Requirement – Make an exact copy of the entries below with the pictures removed.

Stored records:
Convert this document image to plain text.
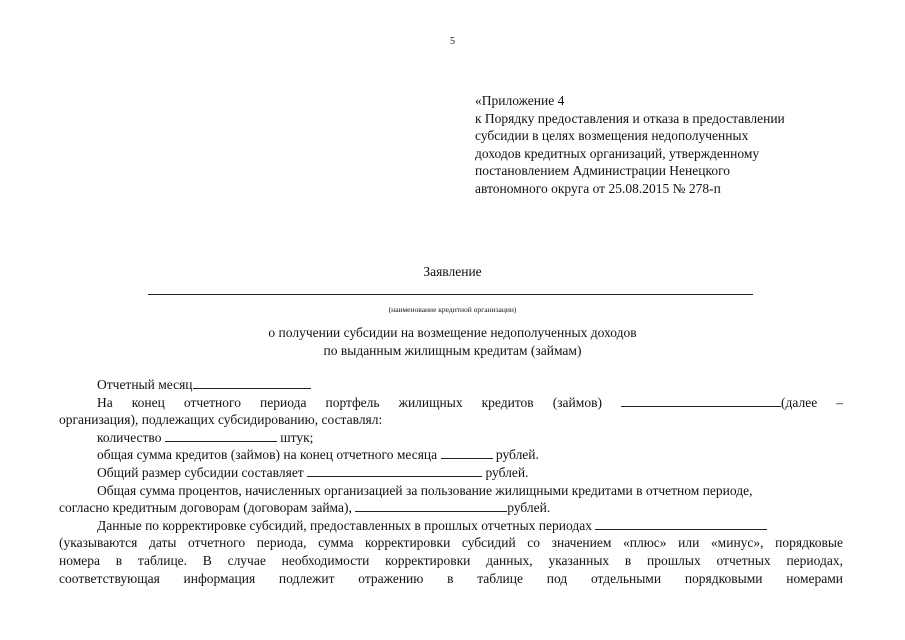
5
«Приложение 4
к Порядку предоставления и отказа в предоставлении
субсидии в целях возмещения недополученных
доходов кредитных организаций, утвержденному
постановлением Администрации Ненецкого
автономного округа от 25.08.2015 № 278-п
Заявление
(наименование кредитной организации)
о получении субсидии на возмещение недополученных доходов
по выданным жилищным кредитам (займам)

Отчетный месяц

На конец отчетного периода портфель жилищных кредитов (займов)	(далее –

организация), подлежащих субсидированию, составлял:

количество	штук;

общая сумма кредитов (займов) на конец отчетного месяца	рублей.

Общий размер субсидии составляет	рублей.

Общая сумма процентов, начисленных организацией за пользование жилищными кредитами в отчетном периоде,

согласно кредитным договорам (договорам займа),	рублей.

Данные по корректировке субсидий, предоставленных в прошлых отчетных периодах

(указываются даты отчетного периода, сумма корректировки субсидий со значением «плюс» или «минус», порядковые

номера в таблице. В случае необходимости корректировки данных, указанных в прошлых отчетных периодах,

соответствующая информация подлежит отражению в таблице под отдельными порядковыми номерами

Correct output –
Convert this document image to plain text.
5
«Приложение 4
к Порядку предоставления и отказа в предоставлении
субсидии в целях возмещения недополученных
доходов кредитных организаций, утвержденному
постановлением Администрации Ненецкого
автономного округа от 25.08.2015 № 278-п
Заявление
(наименование кредитной организации)
о получении субсидии на возмещение недополученных доходов
по выданным жилищным кредитам (займам)

Отчетный месяц

На конец отчетного периода портфель жилищных кредитов (займов)	(далее –

организация), подлежащих субсидированию, составлял:

количество	штук;

общая сумма кредитов (займов) на конец отчетного месяца	рублей.

Общий размер субсидии составляет	рублей.

Общая сумма процентов, начисленных организацией за пользование жилищными кредитами в отчетном периоде,

согласно кредитным договорам (договорам займа),	рублей.

Данные по корректировке субсидий, предоставленных в прошлых отчетных периодах

(указываются даты отчетного периода, сумма корректировки субсидий со значением «плюс» или «минус», порядковые

номера в таблице. В случае необходимости корректировки данных, указанных в прошлых отчетных периодах,

соответствующая информация подлежит отражению в таблице под отдельными порядковыми номерами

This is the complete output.